### WHAT YOU NEED TO DO
Update the rows below by replacing "bullet-icon" with "list-marker" everywhere and keeping all else unchanged. Leave the pictures out of your answer.

Image region annotations
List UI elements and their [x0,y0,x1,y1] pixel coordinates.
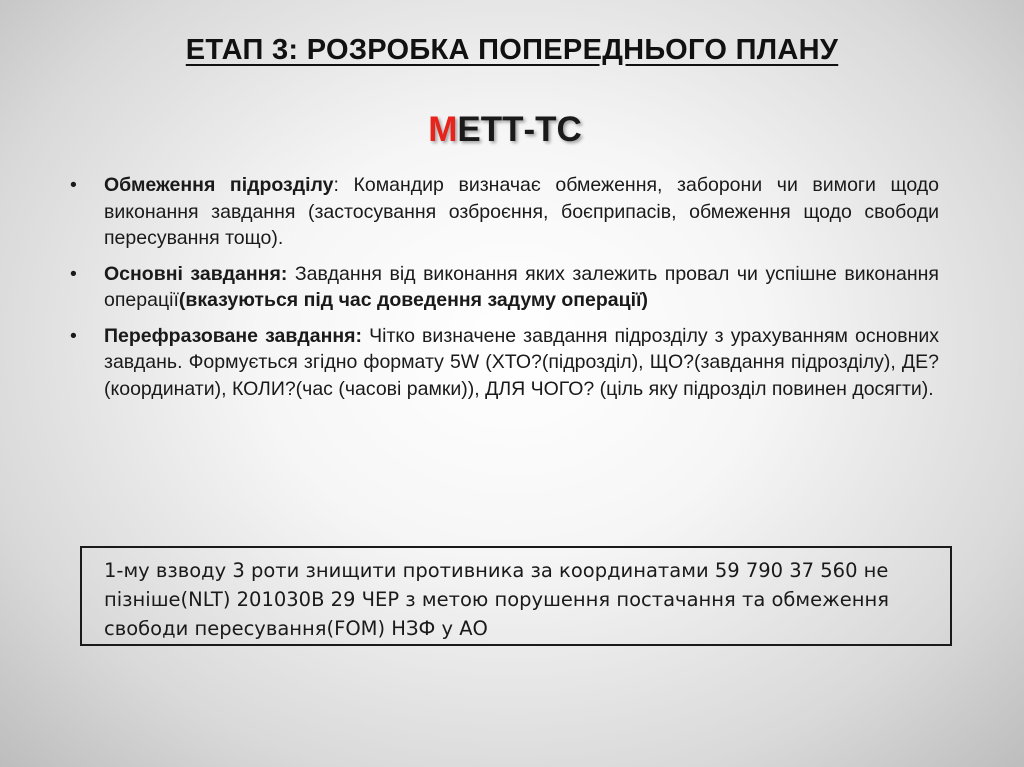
slide-title: ЕТАП 3: РОЗРОБКА ПОПЕРЕДНЬОГО ПЛАНУ [185,34,839,66]
acronym-heading [0,110,1010,150]
acronym-first-letter: М [428,110,458,149]
bullet-text: : Командир визначає обмеження, заборони чи вимоги щодо виконання завдання (застосування озброєння, боєприпасів, обмеження щодо свободи пересування тощо). [104,174,939,249]
acronym-rest: ЕТТ-ТС [457,110,582,149]
bullet-list [70,172,939,411]
bullet-item-main-tasks [70,261,939,314]
bullet-item-restated-mission [70,323,939,403]
bullet-item-unit-constraints [70,172,939,252]
example-mission-text: 1-му взводу 3 роти знищити противника за координатами 59 790 37 560 не пізніше(NLT) 201030В 29 ЧЕР з метою порушення постачання та обмеження свободи пересування(FOM) НЗФ у АО [104,559,889,640]
bullet-text: Завдання від виконання яких залежить провал чи успішне виконання операції [104,262,939,311]
bullet-term: Перефразоване завдання: [104,324,363,347]
bullet-term: Обмеження підрозділу [104,174,334,196]
example-mission-box [80,546,952,646]
bullet-term: Основні завдання: [104,262,288,285]
bullet-text: Чітко визначене завдання підрозділу з урахуванням основних завдань. Формується згідно формату 5W (ХТО?(підрозділ), ЩО?(завдання підрозділу), ДЕ?(координати), КОЛИ?(час (часові рамки)), ДЛЯ ЧОГО? (ціль яку підрозділ повинен досягти). [104,324,940,400]
bullet-icon: • [70,324,77,347]
bullet-bold-tail: (вказуються під час доведення задуму операції) [178,289,649,311]
bullet-icon: • [70,174,77,196]
bullet-icon: • [70,262,77,285]
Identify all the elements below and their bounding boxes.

### SOLUTION FOR THIS PROBLEM
List UI elements and their [x0,y0,x1,y1] pixel coordinates.
slide-title: ЕТАП 3: РОЗРОБКА ПОПЕРЕДНЬОГО ПЛАНУ [185,34,839,66]
acronym-heading [0,110,1010,150]
acronym-first-letter: М [428,110,458,149]
bullet-text: : Командир визначає обмеження, заборони чи вимоги щодо виконання завдання (застосування озброєння, боєприпасів, обмеження щодо свободи пересування тощо). [104,174,939,249]
acronym-rest: ЕТТ-ТС [457,110,582,149]
bullet-list [70,172,939,411]
bullet-item-main-tasks [70,261,939,314]
bullet-item-restated-mission [70,323,939,403]
bullet-item-unit-constraints [70,172,939,252]
example-mission-text: 1-му взводу 3 роти знищити противника за координатами 59 790 37 560 не пізніше(NLT) 201030В 29 ЧЕР з метою порушення постачання та обмеження свободи пересування(FOM) НЗФ у АО [104,559,889,640]
bullet-text: Завдання від виконання яких залежить провал чи успішне виконання операції [104,262,939,311]
bullet-term: Перефразоване завдання: [104,324,363,347]
bullet-term: Обмеження підрозділу [104,174,334,196]
example-mission-box [80,546,952,646]
bullet-term: Основні завдання: [104,262,288,285]
bullet-text: Чітко визначене завдання підрозділу з урахуванням основних завдань. Формується згідно формату 5W (ХТО?(підрозділ), ЩО?(завдання підрозділу), ДЕ?(координати), КОЛИ?(час (часові рамки)), ДЛЯ ЧОГО? (ціль яку підрозділ повинен досягти). [104,324,940,400]
list-marker: • [70,324,77,347]
bullet-bold-tail: (вказуються під час доведення задуму операції) [178,289,649,311]
list-marker: • [70,174,77,196]
list-marker: • [70,262,77,285]
Identify all the elements below and their bounding boxes.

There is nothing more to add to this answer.